Stored data
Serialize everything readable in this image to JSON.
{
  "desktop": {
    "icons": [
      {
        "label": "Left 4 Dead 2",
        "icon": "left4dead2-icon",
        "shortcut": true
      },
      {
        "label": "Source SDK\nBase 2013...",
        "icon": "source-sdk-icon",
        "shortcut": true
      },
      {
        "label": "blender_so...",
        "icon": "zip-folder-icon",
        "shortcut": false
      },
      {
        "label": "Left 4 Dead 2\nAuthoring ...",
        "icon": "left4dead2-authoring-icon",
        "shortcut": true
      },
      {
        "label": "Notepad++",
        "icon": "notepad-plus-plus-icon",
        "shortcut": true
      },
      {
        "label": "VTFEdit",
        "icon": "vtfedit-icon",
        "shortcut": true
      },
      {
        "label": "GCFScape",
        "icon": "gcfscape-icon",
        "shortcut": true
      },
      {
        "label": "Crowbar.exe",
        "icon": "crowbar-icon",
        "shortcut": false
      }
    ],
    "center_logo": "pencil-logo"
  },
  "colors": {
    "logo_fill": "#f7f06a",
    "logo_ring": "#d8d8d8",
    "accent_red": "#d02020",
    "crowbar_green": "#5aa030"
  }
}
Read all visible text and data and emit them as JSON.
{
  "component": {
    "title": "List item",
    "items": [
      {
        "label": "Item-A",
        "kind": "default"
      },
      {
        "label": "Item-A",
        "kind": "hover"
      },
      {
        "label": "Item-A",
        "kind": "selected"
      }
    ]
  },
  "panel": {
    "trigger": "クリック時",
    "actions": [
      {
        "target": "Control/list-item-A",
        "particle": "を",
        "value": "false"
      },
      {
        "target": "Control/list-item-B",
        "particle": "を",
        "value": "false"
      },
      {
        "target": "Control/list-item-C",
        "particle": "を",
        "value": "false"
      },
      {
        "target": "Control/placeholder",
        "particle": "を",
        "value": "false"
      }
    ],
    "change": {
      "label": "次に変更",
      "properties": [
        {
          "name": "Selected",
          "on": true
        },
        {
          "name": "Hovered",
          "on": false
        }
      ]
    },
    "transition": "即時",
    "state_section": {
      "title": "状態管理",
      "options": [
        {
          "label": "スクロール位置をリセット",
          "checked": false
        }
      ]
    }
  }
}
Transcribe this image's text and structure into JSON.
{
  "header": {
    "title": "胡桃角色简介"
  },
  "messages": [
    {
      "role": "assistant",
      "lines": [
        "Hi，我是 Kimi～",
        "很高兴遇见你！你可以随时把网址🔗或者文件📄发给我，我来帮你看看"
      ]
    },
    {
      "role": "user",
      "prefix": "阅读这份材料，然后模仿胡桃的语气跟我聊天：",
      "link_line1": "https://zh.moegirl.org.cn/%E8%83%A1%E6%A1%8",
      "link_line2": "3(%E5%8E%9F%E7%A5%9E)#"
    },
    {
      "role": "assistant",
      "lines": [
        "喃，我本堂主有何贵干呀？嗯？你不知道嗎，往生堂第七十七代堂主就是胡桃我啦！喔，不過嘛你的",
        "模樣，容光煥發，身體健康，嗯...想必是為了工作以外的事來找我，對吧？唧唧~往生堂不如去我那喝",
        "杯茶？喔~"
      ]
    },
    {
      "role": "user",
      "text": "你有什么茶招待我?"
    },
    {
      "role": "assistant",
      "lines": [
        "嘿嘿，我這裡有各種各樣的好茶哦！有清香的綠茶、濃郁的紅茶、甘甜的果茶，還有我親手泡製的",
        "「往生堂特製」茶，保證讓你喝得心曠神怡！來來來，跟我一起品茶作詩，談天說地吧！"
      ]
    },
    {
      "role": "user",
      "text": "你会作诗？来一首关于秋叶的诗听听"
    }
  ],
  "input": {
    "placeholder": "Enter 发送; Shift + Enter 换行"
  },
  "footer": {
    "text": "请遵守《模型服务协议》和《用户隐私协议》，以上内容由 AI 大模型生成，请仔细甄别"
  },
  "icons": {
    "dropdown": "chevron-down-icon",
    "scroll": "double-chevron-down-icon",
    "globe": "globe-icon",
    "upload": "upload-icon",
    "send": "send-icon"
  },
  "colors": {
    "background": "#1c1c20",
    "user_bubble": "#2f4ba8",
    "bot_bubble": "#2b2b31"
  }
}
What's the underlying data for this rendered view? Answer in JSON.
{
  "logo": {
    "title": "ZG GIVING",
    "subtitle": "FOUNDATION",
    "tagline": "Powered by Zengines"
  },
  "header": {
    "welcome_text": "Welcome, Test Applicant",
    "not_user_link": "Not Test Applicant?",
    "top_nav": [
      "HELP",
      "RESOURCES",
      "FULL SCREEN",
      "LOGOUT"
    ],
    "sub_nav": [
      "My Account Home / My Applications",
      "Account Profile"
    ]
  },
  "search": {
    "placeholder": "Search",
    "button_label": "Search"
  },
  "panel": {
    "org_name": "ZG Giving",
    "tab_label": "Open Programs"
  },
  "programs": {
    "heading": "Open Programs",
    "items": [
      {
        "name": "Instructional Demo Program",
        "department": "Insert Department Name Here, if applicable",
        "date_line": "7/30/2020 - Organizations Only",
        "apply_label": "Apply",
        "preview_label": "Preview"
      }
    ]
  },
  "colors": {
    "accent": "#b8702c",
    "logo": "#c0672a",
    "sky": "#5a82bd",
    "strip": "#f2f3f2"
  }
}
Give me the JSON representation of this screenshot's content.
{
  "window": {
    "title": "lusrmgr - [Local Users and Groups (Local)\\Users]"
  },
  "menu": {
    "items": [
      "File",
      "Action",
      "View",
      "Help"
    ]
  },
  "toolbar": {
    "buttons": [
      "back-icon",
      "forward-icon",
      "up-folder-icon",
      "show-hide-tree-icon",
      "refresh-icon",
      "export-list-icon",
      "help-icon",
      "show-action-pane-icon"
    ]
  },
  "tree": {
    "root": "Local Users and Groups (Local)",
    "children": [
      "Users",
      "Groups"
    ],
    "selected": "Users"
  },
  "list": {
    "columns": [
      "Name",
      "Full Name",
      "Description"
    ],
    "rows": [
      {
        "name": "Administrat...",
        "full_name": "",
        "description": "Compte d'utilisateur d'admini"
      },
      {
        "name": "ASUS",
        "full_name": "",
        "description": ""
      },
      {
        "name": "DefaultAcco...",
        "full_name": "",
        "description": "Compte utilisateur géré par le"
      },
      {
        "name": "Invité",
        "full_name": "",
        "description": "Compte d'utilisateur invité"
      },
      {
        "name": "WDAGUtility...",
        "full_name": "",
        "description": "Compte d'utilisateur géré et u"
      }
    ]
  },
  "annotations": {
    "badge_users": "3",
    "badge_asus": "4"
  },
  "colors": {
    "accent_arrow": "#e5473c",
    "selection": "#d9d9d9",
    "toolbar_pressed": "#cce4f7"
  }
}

**WRITTEN INSTRUCTION**:
Copy out the whole listing exactly as written.

**SOLUTION TO THIS PROBLEM**:
Serialize everything readable in this image to JSON.
{
  "desktop": {
    "icons": [
      {
        "label": "Left 4 Dead 2",
        "icon": "left4dead2-icon",
        "shortcut": true
      },
      {
        "label": "Source SDK\nBase 2013...",
        "icon": "source-sdk-icon",
        "shortcut": true
      },
      {
        "label": "blender_so...",
        "icon": "zip-folder-icon",
        "shortcut": false
      },
      {
        "label": "Left 4 Dead 2\nAuthoring ...",
        "icon": "left4dead2-authoring-icon",
        "shortcut": true
      },
      {
        "label": "Notepad++",
        "icon": "notepad-plus-plus-icon",
        "shortcut": true
      },
      {
        "label": "VTFEdit",
        "icon": "vtfedit-icon",
        "shortcut": true
      },
      {
        "label": "GCFScape",
        "icon": "gcfscape-icon",
        "shortcut": true
      },
      {
        "label": "Crowbar.exe",
        "icon": "crowbar-icon",
        "shortcut": false
      }
    ],
    "center_logo": "pencil-logo"
  },
  "colors": {
    "logo_fill": "#f7f06a",
    "logo_ring": "#d8d8d8",
    "accent_red": "#d02020",
    "crowbar_green": "#5aa030"
  }
}
Read all visible text and data and emit them as JSON.
{
  "component": {
    "title": "List item",
    "items": [
      {
        "label": "Item-A",
        "kind": "default"
      },
      {
        "label": "Item-A",
        "kind": "hover"
      },
      {
        "label": "Item-A",
        "kind": "selected"
      }
    ]
  },
  "panel": {
    "trigger": "クリック時",
    "actions": [
      {
        "target": "Control/list-item-A",
        "particle": "を",
        "value": "false"
      },
      {
        "target": "Control/list-item-B",
        "particle": "を",
        "value": "false"
      },
      {
        "target": "Control/list-item-C",
        "particle": "を",
        "value": "false"
      },
      {
        "target": "Control/placeholder",
        "particle": "を",
        "value": "false"
      }
    ],
    "change": {
      "label": "次に変更",
      "properties": [
        {
          "name": "Selected",
          "on": true
        },
        {
          "name": "Hovered",
          "on": false
        }
      ]
    },
    "transition": "即時",
    "state_section": {
      "title": "状態管理",
      "options": [
        {
          "label": "スクロール位置をリセット",
          "checked": false
        }
      ]
    }
  }
}
Transcribe this image's text and structure into JSON.
{
  "header": {
    "title": "胡桃角色简介"
  },
  "messages": [
    {
      "role": "assistant",
      "lines": [
        "Hi，我是 Kimi～",
        "很高兴遇见你！你可以随时把网址🔗或者文件📄发给我，我来帮你看看"
      ]
    },
    {
      "role": "user",
      "prefix": "阅读这份材料，然后模仿胡桃的语气跟我聊天：",
      "link_line1": "https://zh.moegirl.org.cn/%E8%83%A1%E6%A1%8",
      "link_line2": "3(%E5%8E%9F%E7%A5%9E)#"
    },
    {
      "role": "assistant",
      "lines": [
        "喃，我本堂主有何贵干呀？嗯？你不知道嗎，往生堂第七十七代堂主就是胡桃我啦！喔，不過嘛你的",
        "模樣，容光煥發，身體健康，嗯...想必是為了工作以外的事來找我，對吧？唧唧~往生堂不如去我那喝",
        "杯茶？喔~"
      ]
    },
    {
      "role": "user",
      "text": "你有什么茶招待我?"
    },
    {
      "role": "assistant",
      "lines": [
        "嘿嘿，我這裡有各種各樣的好茶哦！有清香的綠茶、濃郁的紅茶、甘甜的果茶，還有我親手泡製的",
        "「往生堂特製」茶，保證讓你喝得心曠神怡！來來來，跟我一起品茶作詩，談天說地吧！"
      ]
    },
    {
      "role": "user",
      "text": "你会作诗？来一首关于秋叶的诗听听"
    }
  ],
  "input": {
    "placeholder": "Enter 发送; Shift + Enter 换行"
  },
  "footer": {
    "text": "请遵守《模型服务协议》和《用户隐私协议》，以上内容由 AI 大模型生成，请仔细甄别"
  },
  "icons": {
    "dropdown": "chevron-down-icon",
    "scroll": "double-chevron-down-icon",
    "globe": "globe-icon",
    "upload": "upload-icon",
    "send": "send-icon"
  },
  "colors": {
    "background": "#1c1c20",
    "user_bubble": "#2f4ba8",
    "bot_bubble": "#2b2b31"
  }
}
What's the underlying data for this rendered view? Answer in JSON.
{
  "logo": {
    "title": "ZG GIVING",
    "subtitle": "FOUNDATION",
    "tagline": "Powered by Zengines"
  },
  "header": {
    "welcome_text": "Welcome, Test Applicant",
    "not_user_link": "Not Test Applicant?",
    "top_nav": [
      "HELP",
      "RESOURCES",
      "FULL SCREEN",
      "LOGOUT"
    ],
    "sub_nav": [
      "My Account Home / My Applications",
      "Account Profile"
    ]
  },
  "search": {
    "placeholder": "Search",
    "button_label": "Search"
  },
  "panel": {
    "org_name": "ZG Giving",
    "tab_label": "Open Programs"
  },
  "programs": {
    "heading": "Open Programs",
    "items": [
      {
        "name": "Instructional Demo Program",
        "department": "Insert Department Name Here, if applicable",
        "date_line": "7/30/2020 - Organizations Only",
        "apply_label": "Apply",
        "preview_label": "Preview"
      }
    ]
  },
  "colors": {
    "accent": "#b8702c",
    "logo": "#c0672a",
    "sky": "#5a82bd",
    "strip": "#f2f3f2"
  }
}
Give me the JSON representation of this screenshot's content.
{
  "window": {
    "title": "lusrmgr - [Local Users and Groups (Local)\\Users]"
  },
  "menu": {
    "items": [
      "File",
      "Action",
      "View",
      "Help"
    ]
  },
  "toolbar": {
    "buttons": [
      "back-icon",
      "forward-icon",
      "up-folder-icon",
      "show-hide-tree-icon",
      "refresh-icon",
      "export-list-icon",
      "help-icon",
      "show-action-pane-icon"
    ]
  },
  "tree": {
    "root": "Local Users and Groups (Local)",
    "children": [
      "Users",
      "Groups"
    ],
    "selected": "Users"
  },
  "list": {
    "columns": [
      "Name",
      "Full Name",
      "Description"
    ],
    "rows": [
      {
        "name": "Administrat...",
        "full_name": "",
        "description": "Compte d'utilisateur d'admini"
      },
      {
        "name": "ASUS",
        "full_name": "",
        "description": ""
      },
      {
        "name": "DefaultAcco...",
        "full_name": "",
        "description": "Compte utilisateur géré par le"
      },
      {
        "name": "Invité",
        "full_name": "",
        "description": "Compte d'utilisateur invité"
      },
      {
        "name": "WDAGUtility...",
        "full_name": "",
        "description": "Compte d'utilisateur géré et u"
      }
    ]
  },
  "annotations": {
    "badge_users": "3",
    "badge_asus": "4"
  },
  "colors": {
    "accent_arrow": "#e5473c",
    "selection": "#d9d9d9",
    "toolbar_pressed": "#cce4f7"
  }
}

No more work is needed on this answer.